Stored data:
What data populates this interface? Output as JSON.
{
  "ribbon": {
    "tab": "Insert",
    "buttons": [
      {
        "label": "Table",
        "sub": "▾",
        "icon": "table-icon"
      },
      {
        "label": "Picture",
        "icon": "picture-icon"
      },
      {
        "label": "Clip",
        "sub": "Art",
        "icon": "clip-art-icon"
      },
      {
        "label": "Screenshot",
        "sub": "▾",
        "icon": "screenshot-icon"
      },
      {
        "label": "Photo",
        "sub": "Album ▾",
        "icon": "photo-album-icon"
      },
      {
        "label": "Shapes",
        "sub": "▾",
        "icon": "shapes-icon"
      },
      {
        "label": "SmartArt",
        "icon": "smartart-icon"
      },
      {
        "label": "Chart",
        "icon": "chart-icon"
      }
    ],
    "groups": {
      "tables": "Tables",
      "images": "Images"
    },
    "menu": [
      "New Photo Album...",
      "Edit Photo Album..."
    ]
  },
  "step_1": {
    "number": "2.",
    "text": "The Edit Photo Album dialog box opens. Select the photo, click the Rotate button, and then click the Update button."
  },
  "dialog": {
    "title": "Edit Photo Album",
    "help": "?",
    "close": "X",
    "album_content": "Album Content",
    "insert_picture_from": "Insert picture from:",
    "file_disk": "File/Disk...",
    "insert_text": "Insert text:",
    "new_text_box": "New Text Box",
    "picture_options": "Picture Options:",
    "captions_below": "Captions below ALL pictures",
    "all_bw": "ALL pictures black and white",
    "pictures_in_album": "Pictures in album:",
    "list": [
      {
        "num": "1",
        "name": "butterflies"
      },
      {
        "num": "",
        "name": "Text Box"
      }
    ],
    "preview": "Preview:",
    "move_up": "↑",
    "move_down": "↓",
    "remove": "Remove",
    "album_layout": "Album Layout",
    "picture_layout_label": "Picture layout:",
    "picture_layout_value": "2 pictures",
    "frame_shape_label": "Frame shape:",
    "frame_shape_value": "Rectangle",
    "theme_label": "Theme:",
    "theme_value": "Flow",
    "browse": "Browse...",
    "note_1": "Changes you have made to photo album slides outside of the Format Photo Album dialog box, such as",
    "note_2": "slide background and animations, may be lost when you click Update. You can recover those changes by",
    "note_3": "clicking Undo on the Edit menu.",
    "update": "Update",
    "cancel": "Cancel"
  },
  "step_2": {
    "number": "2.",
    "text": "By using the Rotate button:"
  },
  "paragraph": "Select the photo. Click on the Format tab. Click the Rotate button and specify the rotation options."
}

* AIM OF THE TASK
Copy out all the entries shown above, character for character.

* EXERCISE SOLUTION
What data populates this interface? Output as JSON.
{
  "ribbon": {
    "tab": "Insert",
    "buttons": [
      {
        "label": "Table",
        "sub": "▾",
        "icon": "table-icon"
      },
      {
        "label": "Picture",
        "icon": "picture-icon"
      },
      {
        "label": "Clip",
        "sub": "Art",
        "icon": "clip-art-icon"
      },
      {
        "label": "Screenshot",
        "sub": "▾",
        "icon": "screenshot-icon"
      },
      {
        "label": "Photo",
        "sub": "Album ▾",
        "icon": "photo-album-icon"
      },
      {
        "label": "Shapes",
        "sub": "▾",
        "icon": "shapes-icon"
      },
      {
        "label": "SmartArt",
        "icon": "smartart-icon"
      },
      {
        "label": "Chart",
        "icon": "chart-icon"
      }
    ],
    "groups": {
      "tables": "Tables",
      "images": "Images"
    },
    "menu": [
      "New Photo Album...",
      "Edit Photo Album..."
    ]
  },
  "step_1": {
    "number": "2.",
    "text": "The Edit Photo Album dialog box opens. Select the photo, click the Rotate button, and then click the Update button."
  },
  "dialog": {
    "title": "Edit Photo Album",
    "help": "?",
    "close": "X",
    "album_content": "Album Content",
    "insert_picture_from": "Insert picture from:",
    "file_disk": "File/Disk...",
    "insert_text": "Insert text:",
    "new_text_box": "New Text Box",
    "picture_options": "Picture Options:",
    "captions_below": "Captions below ALL pictures",
    "all_bw": "ALL pictures black and white",
    "pictures_in_album": "Pictures in album:",
    "list": [
      {
        "num": "1",
        "name": "butterflies"
      },
      {
        "num": "",
        "name": "Text Box"
      }
    ],
    "preview": "Preview:",
    "move_up": "↑",
    "move_down": "↓",
    "remove": "Remove",
    "album_layout": "Album Layout",
    "picture_layout_label": "Picture layout:",
    "picture_layout_value": "2 pictures",
    "frame_shape_label": "Frame shape:",
    "frame_shape_value": "Rectangle",
    "theme_label": "Theme:",
    "theme_value": "Flow",
    "browse": "Browse...",
    "note_1": "Changes you have made to photo album slides outside of the Format Photo Album dialog box, such as",
    "note_2": "slide background and animations, may be lost when you click Update. You can recover those changes by",
    "note_3": "clicking Undo on the Edit menu.",
    "update": "Update",
    "cancel": "Cancel"
  },
  "step_2": {
    "number": "2.",
    "text": "By using the Rotate button:"
  },
  "paragraph": "Select the photo. Click on the Format tab. Click the Rotate button and specify the rotation options."
}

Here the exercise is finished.